● The request: State how many lines in the entries below contain "涉及资金". Write nothing but the number.

[Stored records]
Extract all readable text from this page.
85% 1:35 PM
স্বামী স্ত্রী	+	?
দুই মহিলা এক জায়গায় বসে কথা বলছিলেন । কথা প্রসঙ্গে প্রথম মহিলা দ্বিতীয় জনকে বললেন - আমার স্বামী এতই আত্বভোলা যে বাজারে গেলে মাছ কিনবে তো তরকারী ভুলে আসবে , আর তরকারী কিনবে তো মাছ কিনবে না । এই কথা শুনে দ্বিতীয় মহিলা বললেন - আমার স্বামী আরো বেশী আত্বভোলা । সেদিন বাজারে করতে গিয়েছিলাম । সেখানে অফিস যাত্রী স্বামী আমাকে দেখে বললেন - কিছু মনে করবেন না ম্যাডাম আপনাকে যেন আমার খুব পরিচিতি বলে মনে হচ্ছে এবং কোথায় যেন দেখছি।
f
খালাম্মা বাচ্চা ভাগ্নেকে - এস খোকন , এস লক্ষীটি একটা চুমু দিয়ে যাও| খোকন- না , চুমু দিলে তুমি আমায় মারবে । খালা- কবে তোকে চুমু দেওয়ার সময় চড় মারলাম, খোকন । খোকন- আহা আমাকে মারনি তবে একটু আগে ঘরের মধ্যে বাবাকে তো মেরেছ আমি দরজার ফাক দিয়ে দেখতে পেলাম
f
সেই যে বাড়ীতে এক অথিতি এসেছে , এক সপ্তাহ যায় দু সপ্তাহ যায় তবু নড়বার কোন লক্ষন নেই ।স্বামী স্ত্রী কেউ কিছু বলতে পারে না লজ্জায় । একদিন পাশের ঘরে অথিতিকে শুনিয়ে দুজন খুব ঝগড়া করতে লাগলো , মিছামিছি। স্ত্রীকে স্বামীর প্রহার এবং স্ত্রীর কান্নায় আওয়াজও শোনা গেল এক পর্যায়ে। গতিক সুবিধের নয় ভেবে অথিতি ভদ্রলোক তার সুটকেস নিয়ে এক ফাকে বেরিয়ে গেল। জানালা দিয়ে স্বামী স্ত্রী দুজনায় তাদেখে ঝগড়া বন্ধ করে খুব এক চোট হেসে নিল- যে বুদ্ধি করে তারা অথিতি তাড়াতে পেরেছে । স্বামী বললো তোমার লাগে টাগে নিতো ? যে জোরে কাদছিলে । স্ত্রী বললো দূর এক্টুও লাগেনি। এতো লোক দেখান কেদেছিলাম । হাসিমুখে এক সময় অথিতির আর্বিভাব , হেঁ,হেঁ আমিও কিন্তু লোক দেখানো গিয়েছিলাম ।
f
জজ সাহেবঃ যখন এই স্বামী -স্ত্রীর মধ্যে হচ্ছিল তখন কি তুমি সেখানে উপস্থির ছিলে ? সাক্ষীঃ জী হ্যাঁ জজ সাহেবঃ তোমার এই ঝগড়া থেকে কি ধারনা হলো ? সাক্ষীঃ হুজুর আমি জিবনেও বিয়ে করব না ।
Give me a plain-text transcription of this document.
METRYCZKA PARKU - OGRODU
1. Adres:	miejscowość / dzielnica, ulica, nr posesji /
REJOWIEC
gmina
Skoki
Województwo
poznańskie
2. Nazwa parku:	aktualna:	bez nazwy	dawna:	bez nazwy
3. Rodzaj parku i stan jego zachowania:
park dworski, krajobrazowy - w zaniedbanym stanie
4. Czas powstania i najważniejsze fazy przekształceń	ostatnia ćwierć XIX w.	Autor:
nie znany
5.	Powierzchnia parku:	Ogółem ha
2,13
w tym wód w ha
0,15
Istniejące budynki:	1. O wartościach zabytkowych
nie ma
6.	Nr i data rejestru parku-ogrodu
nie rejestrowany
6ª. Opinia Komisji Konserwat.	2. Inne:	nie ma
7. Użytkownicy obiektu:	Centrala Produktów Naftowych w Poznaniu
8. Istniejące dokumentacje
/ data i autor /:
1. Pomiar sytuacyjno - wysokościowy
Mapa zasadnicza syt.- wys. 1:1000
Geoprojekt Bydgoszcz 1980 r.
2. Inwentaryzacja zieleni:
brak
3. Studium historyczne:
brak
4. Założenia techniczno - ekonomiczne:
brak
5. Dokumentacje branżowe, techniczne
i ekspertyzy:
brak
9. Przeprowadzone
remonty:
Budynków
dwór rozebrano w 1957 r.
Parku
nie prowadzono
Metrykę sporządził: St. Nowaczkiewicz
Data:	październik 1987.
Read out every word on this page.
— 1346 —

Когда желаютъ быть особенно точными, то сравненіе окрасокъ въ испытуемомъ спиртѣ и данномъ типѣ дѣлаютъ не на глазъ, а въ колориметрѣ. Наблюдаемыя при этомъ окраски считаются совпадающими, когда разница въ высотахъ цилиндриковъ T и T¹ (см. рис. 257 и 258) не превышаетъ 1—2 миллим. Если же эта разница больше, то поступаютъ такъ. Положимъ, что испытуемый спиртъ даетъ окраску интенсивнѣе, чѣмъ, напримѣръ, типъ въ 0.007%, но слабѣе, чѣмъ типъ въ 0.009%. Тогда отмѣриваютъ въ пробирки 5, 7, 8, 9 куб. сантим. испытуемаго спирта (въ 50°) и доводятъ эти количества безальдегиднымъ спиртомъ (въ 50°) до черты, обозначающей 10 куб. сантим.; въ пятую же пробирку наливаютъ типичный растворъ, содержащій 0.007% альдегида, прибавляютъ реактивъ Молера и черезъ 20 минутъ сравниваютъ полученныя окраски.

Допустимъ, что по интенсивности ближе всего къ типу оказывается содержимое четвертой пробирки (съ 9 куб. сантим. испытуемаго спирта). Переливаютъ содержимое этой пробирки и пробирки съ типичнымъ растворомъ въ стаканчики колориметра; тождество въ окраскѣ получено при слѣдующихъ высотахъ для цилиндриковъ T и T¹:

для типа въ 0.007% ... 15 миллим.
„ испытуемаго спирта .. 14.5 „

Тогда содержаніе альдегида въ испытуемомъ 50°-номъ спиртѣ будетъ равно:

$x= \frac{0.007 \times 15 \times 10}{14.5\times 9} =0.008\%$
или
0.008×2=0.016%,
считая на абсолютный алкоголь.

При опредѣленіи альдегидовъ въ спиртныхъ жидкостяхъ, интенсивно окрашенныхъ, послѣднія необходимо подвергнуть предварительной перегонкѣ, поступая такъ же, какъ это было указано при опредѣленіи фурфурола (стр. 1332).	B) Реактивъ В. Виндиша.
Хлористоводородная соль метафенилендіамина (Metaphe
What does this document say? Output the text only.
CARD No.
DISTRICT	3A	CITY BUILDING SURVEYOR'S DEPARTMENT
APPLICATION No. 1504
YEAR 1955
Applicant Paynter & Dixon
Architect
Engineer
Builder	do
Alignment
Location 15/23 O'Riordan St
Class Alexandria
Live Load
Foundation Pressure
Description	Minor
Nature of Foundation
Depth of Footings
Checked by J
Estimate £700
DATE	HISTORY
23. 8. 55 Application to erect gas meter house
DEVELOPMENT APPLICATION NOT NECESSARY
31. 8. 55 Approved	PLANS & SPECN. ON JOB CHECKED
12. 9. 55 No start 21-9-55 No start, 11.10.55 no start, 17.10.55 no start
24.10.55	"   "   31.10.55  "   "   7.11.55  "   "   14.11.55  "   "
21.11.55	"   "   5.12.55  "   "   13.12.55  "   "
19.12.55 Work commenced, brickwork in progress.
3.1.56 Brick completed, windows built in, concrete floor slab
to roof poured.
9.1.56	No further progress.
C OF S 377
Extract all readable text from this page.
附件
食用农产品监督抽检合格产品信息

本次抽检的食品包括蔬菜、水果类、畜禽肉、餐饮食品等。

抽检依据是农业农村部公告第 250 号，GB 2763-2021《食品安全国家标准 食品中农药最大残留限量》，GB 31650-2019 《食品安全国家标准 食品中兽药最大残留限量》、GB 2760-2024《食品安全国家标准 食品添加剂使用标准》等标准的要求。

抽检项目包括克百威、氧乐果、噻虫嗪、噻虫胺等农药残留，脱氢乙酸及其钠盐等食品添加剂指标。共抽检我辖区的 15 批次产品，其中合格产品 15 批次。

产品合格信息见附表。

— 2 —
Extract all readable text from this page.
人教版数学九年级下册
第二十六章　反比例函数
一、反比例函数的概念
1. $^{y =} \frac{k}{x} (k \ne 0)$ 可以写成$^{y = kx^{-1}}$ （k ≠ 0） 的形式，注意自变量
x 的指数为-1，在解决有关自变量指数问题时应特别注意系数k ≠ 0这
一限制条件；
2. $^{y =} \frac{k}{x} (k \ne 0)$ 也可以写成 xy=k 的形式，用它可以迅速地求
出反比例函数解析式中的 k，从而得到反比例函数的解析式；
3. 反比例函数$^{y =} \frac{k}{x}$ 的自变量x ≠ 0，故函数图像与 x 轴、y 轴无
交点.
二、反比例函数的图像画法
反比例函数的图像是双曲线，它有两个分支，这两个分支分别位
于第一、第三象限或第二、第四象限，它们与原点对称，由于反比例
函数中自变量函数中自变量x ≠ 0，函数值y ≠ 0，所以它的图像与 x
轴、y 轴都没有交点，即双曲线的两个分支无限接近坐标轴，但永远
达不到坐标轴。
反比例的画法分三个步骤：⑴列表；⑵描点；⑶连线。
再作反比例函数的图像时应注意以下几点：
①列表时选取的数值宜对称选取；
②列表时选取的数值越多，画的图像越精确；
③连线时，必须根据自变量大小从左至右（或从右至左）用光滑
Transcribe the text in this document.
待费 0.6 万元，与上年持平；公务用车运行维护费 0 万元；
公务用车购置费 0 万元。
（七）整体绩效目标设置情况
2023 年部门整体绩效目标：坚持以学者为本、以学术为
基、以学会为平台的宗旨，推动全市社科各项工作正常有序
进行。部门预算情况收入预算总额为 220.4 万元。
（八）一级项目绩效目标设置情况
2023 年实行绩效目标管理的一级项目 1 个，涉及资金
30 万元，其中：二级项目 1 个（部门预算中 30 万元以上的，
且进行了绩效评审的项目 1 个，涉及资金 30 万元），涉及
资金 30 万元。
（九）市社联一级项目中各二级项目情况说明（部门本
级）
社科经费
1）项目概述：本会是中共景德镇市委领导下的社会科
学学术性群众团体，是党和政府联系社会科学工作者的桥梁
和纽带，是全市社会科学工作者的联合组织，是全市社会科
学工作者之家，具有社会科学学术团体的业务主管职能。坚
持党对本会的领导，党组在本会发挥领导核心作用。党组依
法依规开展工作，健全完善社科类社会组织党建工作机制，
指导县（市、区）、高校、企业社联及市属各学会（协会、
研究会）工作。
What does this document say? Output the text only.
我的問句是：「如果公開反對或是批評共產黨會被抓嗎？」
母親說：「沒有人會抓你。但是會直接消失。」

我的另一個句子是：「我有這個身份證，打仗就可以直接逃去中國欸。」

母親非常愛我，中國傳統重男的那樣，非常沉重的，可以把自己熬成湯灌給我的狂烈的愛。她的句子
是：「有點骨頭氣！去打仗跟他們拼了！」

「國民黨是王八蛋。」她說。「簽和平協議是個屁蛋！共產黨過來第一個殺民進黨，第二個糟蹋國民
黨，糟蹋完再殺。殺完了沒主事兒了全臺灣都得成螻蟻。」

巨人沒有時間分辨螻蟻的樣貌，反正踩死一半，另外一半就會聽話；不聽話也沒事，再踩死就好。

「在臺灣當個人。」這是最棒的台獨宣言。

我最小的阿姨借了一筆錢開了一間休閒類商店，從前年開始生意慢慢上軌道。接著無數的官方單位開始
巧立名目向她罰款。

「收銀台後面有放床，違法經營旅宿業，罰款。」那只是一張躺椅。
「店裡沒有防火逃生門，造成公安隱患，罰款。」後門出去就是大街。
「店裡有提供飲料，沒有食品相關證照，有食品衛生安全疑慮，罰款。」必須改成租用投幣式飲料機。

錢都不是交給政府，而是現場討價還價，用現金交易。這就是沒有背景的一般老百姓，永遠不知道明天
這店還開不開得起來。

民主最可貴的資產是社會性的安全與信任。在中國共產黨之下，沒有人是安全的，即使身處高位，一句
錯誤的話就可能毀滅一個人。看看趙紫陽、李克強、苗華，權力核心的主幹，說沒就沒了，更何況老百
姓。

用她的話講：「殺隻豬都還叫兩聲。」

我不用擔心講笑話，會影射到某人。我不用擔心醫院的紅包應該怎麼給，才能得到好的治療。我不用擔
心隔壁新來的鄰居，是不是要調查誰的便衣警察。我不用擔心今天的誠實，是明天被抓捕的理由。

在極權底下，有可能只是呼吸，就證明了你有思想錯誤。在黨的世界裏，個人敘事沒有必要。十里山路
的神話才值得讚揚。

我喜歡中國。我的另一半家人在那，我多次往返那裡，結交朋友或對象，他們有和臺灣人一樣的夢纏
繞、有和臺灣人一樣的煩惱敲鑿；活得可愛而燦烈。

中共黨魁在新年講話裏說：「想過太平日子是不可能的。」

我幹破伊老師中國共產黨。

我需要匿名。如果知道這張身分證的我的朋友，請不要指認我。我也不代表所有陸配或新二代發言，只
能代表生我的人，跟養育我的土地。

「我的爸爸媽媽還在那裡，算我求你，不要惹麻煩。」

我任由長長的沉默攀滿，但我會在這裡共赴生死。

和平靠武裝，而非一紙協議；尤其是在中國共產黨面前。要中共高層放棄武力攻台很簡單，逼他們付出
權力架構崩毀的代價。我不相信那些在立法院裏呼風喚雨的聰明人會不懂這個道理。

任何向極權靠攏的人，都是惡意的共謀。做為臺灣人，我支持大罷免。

● Result of this exercise: 2